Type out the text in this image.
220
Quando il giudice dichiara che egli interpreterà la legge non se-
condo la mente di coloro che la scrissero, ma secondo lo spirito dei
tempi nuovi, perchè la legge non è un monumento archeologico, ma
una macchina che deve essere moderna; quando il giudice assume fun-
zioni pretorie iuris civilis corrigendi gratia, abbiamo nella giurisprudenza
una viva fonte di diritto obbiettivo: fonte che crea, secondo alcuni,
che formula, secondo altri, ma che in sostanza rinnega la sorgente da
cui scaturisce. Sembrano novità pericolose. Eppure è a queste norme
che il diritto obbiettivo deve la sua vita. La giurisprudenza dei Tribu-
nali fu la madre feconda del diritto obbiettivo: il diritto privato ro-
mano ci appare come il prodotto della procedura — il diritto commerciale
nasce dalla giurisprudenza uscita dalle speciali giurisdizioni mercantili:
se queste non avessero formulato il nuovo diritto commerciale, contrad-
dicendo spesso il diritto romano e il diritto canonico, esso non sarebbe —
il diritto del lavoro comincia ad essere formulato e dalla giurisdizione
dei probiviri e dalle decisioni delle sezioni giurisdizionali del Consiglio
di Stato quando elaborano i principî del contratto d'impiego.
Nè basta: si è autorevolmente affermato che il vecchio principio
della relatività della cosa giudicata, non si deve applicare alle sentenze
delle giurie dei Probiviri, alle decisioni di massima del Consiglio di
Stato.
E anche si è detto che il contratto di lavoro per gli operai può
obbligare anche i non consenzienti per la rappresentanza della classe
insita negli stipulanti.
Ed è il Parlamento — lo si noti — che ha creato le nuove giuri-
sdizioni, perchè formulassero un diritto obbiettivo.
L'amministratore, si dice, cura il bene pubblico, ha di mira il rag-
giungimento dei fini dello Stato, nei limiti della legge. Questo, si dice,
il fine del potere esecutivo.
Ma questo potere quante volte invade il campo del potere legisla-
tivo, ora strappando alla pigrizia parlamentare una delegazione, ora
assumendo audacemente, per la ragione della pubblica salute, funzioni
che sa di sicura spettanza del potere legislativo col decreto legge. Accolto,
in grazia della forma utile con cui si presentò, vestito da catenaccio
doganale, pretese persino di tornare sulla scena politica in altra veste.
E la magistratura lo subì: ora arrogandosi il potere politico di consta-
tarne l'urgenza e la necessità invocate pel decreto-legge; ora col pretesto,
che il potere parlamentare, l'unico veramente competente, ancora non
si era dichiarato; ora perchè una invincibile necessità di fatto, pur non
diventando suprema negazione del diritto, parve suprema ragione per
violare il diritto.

**Your goal**
The word "legge" may turn up on some lines of these records; say how many, with no other words.

**Response to this task**
5